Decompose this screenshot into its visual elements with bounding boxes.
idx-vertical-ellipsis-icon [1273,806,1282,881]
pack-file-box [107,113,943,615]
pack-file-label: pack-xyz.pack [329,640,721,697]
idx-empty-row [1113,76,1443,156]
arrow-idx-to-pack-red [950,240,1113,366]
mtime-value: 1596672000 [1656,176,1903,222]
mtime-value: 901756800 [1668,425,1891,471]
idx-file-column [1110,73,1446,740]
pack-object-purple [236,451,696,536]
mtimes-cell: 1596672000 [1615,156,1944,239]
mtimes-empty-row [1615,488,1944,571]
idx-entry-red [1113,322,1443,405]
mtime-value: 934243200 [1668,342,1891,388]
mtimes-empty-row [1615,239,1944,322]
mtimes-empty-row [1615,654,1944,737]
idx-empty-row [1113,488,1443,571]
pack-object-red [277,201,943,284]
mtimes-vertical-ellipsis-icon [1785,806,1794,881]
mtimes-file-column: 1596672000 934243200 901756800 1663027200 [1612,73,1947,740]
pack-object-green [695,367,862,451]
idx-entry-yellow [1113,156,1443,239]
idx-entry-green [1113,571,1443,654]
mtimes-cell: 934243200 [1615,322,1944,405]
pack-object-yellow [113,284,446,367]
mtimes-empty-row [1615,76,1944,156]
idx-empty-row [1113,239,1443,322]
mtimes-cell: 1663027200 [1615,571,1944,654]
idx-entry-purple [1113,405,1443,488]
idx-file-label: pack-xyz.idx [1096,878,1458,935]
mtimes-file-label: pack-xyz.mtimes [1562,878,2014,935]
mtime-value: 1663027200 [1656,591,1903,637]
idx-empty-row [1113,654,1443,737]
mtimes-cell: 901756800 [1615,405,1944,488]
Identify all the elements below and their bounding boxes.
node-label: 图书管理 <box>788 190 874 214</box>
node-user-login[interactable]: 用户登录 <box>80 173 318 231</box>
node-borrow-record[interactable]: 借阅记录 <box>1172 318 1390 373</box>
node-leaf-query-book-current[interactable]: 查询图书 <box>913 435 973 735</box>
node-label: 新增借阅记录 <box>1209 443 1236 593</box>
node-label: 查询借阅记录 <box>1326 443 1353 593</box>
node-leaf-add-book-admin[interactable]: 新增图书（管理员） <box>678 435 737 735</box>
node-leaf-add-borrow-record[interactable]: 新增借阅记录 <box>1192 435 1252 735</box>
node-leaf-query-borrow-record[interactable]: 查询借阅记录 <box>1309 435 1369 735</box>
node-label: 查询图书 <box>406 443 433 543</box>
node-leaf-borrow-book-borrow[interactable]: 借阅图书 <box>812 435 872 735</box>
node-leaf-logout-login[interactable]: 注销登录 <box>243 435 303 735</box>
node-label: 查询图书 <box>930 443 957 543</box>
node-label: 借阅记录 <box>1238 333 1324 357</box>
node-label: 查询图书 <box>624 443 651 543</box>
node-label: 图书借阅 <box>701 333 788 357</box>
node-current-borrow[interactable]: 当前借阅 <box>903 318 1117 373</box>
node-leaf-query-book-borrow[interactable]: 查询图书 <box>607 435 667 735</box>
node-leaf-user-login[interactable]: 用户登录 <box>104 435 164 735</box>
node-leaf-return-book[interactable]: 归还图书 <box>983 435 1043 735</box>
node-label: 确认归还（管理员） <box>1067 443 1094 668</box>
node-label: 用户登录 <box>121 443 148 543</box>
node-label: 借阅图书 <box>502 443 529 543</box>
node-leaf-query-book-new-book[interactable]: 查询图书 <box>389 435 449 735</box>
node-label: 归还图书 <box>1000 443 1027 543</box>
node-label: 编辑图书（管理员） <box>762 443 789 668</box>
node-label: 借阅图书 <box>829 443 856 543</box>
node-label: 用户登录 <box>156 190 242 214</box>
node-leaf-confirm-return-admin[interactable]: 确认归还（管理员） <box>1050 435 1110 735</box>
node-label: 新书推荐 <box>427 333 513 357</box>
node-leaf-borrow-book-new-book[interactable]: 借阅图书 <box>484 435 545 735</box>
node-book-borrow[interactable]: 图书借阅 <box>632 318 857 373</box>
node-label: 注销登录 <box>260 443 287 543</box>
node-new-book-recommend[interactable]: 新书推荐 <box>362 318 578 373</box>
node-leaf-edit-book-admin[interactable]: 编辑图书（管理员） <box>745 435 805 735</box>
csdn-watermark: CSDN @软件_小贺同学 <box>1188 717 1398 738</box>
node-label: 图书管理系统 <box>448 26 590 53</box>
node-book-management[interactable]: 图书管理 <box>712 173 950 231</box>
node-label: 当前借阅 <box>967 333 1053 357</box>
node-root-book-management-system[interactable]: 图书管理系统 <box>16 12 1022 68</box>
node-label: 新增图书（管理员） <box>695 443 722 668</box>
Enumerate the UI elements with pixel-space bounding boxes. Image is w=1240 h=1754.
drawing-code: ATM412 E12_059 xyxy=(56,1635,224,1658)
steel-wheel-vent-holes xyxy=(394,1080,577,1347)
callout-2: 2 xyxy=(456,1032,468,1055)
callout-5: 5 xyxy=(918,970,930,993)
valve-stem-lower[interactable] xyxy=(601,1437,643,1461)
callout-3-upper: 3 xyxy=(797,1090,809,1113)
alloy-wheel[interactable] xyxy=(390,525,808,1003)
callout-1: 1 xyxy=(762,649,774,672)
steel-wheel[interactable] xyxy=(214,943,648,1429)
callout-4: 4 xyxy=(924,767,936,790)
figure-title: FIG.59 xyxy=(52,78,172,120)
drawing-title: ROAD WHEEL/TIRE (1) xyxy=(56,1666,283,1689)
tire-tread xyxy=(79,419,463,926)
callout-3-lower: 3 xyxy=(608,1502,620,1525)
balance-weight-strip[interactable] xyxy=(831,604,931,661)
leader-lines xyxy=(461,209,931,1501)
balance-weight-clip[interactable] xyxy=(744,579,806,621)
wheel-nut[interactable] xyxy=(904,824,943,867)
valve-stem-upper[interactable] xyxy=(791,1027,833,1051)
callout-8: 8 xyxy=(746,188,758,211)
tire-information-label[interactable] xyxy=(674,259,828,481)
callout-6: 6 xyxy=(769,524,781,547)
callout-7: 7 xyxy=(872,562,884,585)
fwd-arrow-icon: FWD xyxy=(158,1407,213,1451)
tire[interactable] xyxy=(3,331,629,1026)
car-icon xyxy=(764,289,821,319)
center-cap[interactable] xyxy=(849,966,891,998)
^^^^
Can you copy every entry above word for word, with each line unchanged?

### Result of the exercise
Decompose this screenshot into its visual elements with bounding boxes.
idx-vertical-ellipsis-icon [1273,806,1282,881]
pack-file-box [107,113,943,615]
pack-file-label: pack-xyz.pack [329,640,721,697]
idx-empty-row [1113,76,1443,156]
arrow-idx-to-pack-red [950,240,1113,366]
mtime-value: 1596672000 [1656,176,1903,222]
mtime-value: 901756800 [1668,425,1891,471]
idx-file-column [1110,73,1446,740]
pack-object-purple [236,451,696,536]
mtimes-cell: 1596672000 [1615,156,1944,239]
mtimes-empty-row [1615,488,1944,571]
idx-entry-red [1113,322,1443,405]
mtime-value: 934243200 [1668,342,1891,388]
mtimes-empty-row [1615,239,1944,322]
mtimes-empty-row [1615,654,1944,737]
idx-empty-row [1113,488,1443,571]
pack-object-red [277,201,943,284]
mtimes-vertical-ellipsis-icon [1785,806,1794,881]
mtimes-file-column: 1596672000 934243200 901756800 1663027200 [1612,73,1947,740]
pack-object-green [695,367,862,451]
idx-entry-yellow [1113,156,1443,239]
idx-entry-green [1113,571,1443,654]
mtimes-cell: 934243200 [1615,322,1944,405]
pack-object-yellow [113,284,446,367]
mtimes-empty-row [1615,76,1944,156]
idx-empty-row [1113,239,1443,322]
mtimes-cell: 1663027200 [1615,571,1944,654]
idx-entry-purple [1113,405,1443,488]
idx-file-label: pack-xyz.idx [1096,878,1458,935]
mtimes-file-label: pack-xyz.mtimes [1562,878,2014,935]
mtime-value: 1663027200 [1656,591,1903,637]
idx-empty-row [1113,654,1443,737]
mtimes-cell: 901756800 [1615,405,1944,488]
Identify all the elements below and their bounding boxes.
node-label: 图书管理 <box>788 190 874 214</box>
node-user-login[interactable]: 用户登录 <box>80 173 318 231</box>
node-borrow-record[interactable]: 借阅记录 <box>1172 318 1390 373</box>
node-leaf-query-book-current[interactable]: 查询图书 <box>913 435 973 735</box>
node-label: 新增借阅记录 <box>1209 443 1236 593</box>
node-label: 查询借阅记录 <box>1326 443 1353 593</box>
node-leaf-add-book-admin[interactable]: 新增图书（管理员） <box>678 435 737 735</box>
node-leaf-add-borrow-record[interactable]: 新增借阅记录 <box>1192 435 1252 735</box>
node-leaf-query-borrow-record[interactable]: 查询借阅记录 <box>1309 435 1369 735</box>
node-label: 查询图书 <box>406 443 433 543</box>
node-leaf-borrow-book-borrow[interactable]: 借阅图书 <box>812 435 872 735</box>
node-leaf-logout-login[interactable]: 注销登录 <box>243 435 303 735</box>
node-label: 查询图书 <box>930 443 957 543</box>
node-label: 借阅记录 <box>1238 333 1324 357</box>
node-label: 查询图书 <box>624 443 651 543</box>
node-label: 图书借阅 <box>701 333 788 357</box>
node-current-borrow[interactable]: 当前借阅 <box>903 318 1117 373</box>
node-leaf-query-book-borrow[interactable]: 查询图书 <box>607 435 667 735</box>
node-leaf-user-login[interactable]: 用户登录 <box>104 435 164 735</box>
node-leaf-return-book[interactable]: 归还图书 <box>983 435 1043 735</box>
node-label: 确认归还（管理员） <box>1067 443 1094 668</box>
node-label: 用户登录 <box>121 443 148 543</box>
node-label: 借阅图书 <box>502 443 529 543</box>
node-leaf-query-book-new-book[interactable]: 查询图书 <box>389 435 449 735</box>
node-label: 归还图书 <box>1000 443 1027 543</box>
node-label: 编辑图书（管理员） <box>762 443 789 668</box>
node-label: 借阅图书 <box>829 443 856 543</box>
node-label: 用户登录 <box>156 190 242 214</box>
node-leaf-confirm-return-admin[interactable]: 确认归还（管理员） <box>1050 435 1110 735</box>
node-label: 新书推荐 <box>427 333 513 357</box>
node-leaf-borrow-book-new-book[interactable]: 借阅图书 <box>484 435 545 735</box>
node-book-borrow[interactable]: 图书借阅 <box>632 318 857 373</box>
node-label: 注销登录 <box>260 443 287 543</box>
node-new-book-recommend[interactable]: 新书推荐 <box>362 318 578 373</box>
node-leaf-edit-book-admin[interactable]: 编辑图书（管理员） <box>745 435 805 735</box>
csdn-watermark: CSDN @软件_小贺同学 <box>1188 717 1398 738</box>
node-label: 图书管理系统 <box>448 26 590 53</box>
node-book-management[interactable]: 图书管理 <box>712 173 950 231</box>
node-label: 当前借阅 <box>967 333 1053 357</box>
node-root-book-management-system[interactable]: 图书管理系统 <box>16 12 1022 68</box>
node-label: 新增图书（管理员） <box>695 443 722 668</box>
Enumerate the UI elements with pixel-space bounding boxes. Image is w=1240 h=1754.
drawing-code: ATM412 E12_059 xyxy=(56,1635,224,1658)
steel-wheel-vent-holes xyxy=(394,1080,577,1347)
callout-2: 2 xyxy=(456,1032,468,1055)
callout-5: 5 xyxy=(918,970,930,993)
valve-stem-lower[interactable] xyxy=(601,1437,643,1461)
callout-3-upper: 3 xyxy=(797,1090,809,1113)
alloy-wheel[interactable] xyxy=(390,525,808,1003)
callout-1: 1 xyxy=(762,649,774,672)
steel-wheel[interactable] xyxy=(214,943,648,1429)
callout-4: 4 xyxy=(924,767,936,790)
figure-title: FIG.59 xyxy=(52,78,172,120)
drawing-title: ROAD WHEEL/TIRE (1) xyxy=(56,1666,283,1689)
tire-tread xyxy=(79,419,463,926)
callout-3-lower: 3 xyxy=(608,1502,620,1525)
balance-weight-strip[interactable] xyxy=(831,604,931,661)
leader-lines xyxy=(461,209,931,1501)
balance-weight-clip[interactable] xyxy=(744,579,806,621)
wheel-nut[interactable] xyxy=(904,824,943,867)
valve-stem-upper[interactable] xyxy=(791,1027,833,1051)
callout-8: 8 xyxy=(746,188,758,211)
tire-information-label[interactable] xyxy=(674,259,828,481)
callout-6: 6 xyxy=(769,524,781,547)
callout-7: 7 xyxy=(872,562,884,585)
fwd-arrow-icon: FWD xyxy=(158,1407,213,1451)
tire[interactable] xyxy=(3,331,629,1026)
car-icon xyxy=(764,289,821,319)
center-cap[interactable] xyxy=(849,966,891,998)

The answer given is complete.